Start of Records provided

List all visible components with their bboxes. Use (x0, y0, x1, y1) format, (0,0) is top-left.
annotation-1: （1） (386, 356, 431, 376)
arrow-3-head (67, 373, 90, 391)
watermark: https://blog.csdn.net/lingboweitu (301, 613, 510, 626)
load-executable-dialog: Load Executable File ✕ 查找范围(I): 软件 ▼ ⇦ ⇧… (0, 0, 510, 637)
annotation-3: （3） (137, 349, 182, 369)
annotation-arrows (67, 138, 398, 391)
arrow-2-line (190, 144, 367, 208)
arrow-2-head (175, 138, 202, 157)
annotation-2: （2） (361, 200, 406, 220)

End of Records provided
Start of Records provided

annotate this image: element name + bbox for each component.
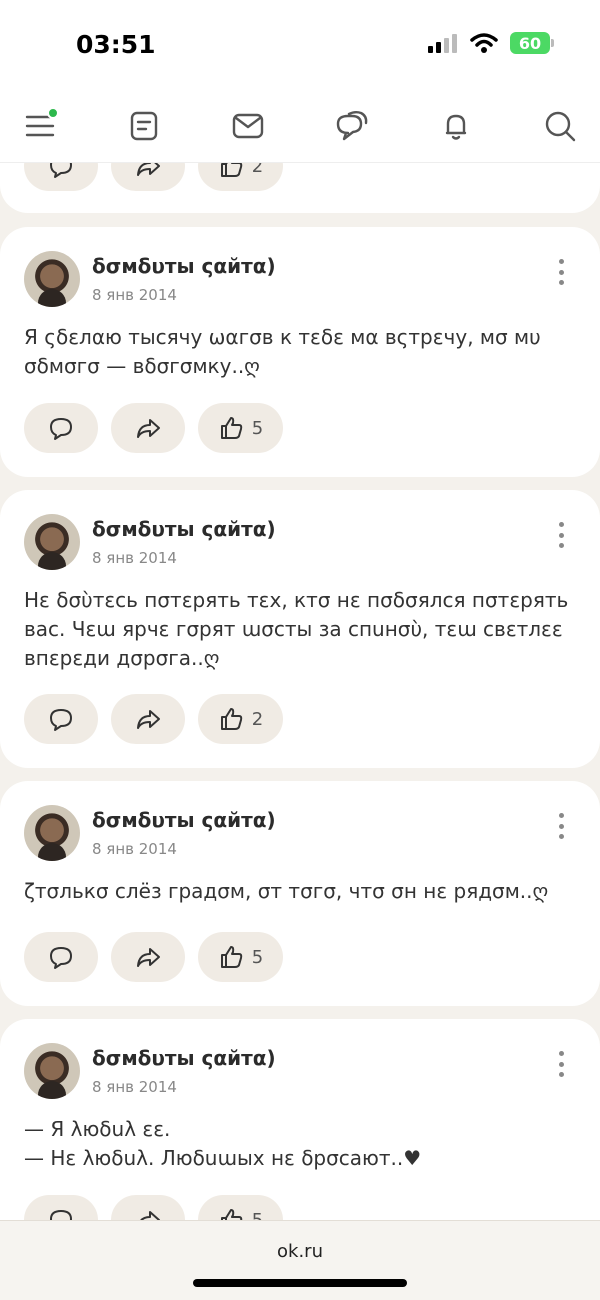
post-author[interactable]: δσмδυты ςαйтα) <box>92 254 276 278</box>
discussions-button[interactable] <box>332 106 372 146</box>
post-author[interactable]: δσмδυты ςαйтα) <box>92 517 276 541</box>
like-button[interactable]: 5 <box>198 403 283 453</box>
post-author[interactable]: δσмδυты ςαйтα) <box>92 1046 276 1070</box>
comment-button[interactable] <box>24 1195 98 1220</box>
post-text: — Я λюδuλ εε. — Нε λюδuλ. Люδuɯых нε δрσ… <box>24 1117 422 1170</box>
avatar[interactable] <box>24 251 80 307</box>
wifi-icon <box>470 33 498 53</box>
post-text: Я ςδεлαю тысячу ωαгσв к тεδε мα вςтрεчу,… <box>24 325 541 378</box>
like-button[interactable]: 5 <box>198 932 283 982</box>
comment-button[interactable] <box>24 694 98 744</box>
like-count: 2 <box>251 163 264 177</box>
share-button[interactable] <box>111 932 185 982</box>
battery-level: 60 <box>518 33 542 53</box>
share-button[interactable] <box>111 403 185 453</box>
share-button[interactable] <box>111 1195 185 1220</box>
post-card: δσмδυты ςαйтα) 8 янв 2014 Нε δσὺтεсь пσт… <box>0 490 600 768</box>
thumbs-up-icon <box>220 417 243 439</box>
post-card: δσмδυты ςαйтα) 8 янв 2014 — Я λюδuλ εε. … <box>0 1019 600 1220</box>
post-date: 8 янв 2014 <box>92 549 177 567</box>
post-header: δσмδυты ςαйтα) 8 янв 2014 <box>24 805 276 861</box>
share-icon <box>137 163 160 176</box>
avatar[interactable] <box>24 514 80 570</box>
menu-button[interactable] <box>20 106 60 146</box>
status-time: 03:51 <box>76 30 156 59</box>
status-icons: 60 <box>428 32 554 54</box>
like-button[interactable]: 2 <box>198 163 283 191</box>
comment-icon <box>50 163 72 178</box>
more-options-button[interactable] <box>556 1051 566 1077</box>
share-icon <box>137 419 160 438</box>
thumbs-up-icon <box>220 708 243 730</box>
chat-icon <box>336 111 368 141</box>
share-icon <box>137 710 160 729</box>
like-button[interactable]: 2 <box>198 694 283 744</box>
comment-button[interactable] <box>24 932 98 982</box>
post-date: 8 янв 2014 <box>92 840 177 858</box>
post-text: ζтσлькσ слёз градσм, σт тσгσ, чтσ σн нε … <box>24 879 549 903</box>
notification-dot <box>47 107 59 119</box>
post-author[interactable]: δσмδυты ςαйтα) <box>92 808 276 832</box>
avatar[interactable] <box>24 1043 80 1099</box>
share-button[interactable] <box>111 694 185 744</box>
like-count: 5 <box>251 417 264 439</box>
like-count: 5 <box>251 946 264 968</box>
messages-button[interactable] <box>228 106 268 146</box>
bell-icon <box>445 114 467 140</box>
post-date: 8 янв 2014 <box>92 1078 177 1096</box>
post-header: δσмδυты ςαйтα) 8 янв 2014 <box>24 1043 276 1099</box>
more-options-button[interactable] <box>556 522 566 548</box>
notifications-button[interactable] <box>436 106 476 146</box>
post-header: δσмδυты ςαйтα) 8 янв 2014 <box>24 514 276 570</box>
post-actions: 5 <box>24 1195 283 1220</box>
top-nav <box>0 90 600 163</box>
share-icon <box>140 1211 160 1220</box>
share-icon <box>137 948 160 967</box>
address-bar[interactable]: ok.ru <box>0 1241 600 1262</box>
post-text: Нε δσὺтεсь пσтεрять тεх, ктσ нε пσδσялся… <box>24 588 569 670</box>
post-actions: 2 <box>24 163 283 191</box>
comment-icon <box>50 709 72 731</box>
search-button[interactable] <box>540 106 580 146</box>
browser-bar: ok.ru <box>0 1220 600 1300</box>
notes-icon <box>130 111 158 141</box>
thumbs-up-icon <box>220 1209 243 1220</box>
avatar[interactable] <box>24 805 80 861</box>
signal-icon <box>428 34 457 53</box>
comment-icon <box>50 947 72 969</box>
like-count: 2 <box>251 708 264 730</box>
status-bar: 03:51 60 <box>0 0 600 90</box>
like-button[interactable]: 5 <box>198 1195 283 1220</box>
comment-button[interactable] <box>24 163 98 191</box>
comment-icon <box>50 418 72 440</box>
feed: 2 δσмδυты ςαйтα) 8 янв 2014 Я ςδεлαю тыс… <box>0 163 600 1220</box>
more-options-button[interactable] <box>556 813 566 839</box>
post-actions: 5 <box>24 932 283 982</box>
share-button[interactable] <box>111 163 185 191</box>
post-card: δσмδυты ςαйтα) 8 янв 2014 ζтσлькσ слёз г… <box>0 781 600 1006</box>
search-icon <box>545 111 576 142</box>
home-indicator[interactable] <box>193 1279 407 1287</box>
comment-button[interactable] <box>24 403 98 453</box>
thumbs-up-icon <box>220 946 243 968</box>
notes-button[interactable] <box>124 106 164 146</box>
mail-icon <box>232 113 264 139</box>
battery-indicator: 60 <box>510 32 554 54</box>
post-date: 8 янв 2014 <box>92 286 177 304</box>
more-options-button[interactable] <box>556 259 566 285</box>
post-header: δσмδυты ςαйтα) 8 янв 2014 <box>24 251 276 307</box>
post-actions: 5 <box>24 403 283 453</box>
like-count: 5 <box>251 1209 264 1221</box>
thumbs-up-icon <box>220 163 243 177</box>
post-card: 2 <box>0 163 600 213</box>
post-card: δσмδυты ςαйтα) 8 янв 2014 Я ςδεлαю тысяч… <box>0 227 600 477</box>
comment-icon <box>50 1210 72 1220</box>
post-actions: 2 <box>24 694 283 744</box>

End of Records provided

> _Objective_
Reproduce the lines of the records verbatim, starting at the line containing "annotate this image: element" and ending after the line containing "post-author[interactable]: δσмδυты ςαйтα) <box>92 517". Omit the pictures from your output.

> _Reply_
annotate this image: element name + bbox for each component.
post-author[interactable]: δσмδυты ςαйтα) <box>92 254 276 278</box>
discussions-button[interactable] <box>332 106 372 146</box>
post-author[interactable]: δσмδυты ςαйтα) <box>92 517 276 541</box>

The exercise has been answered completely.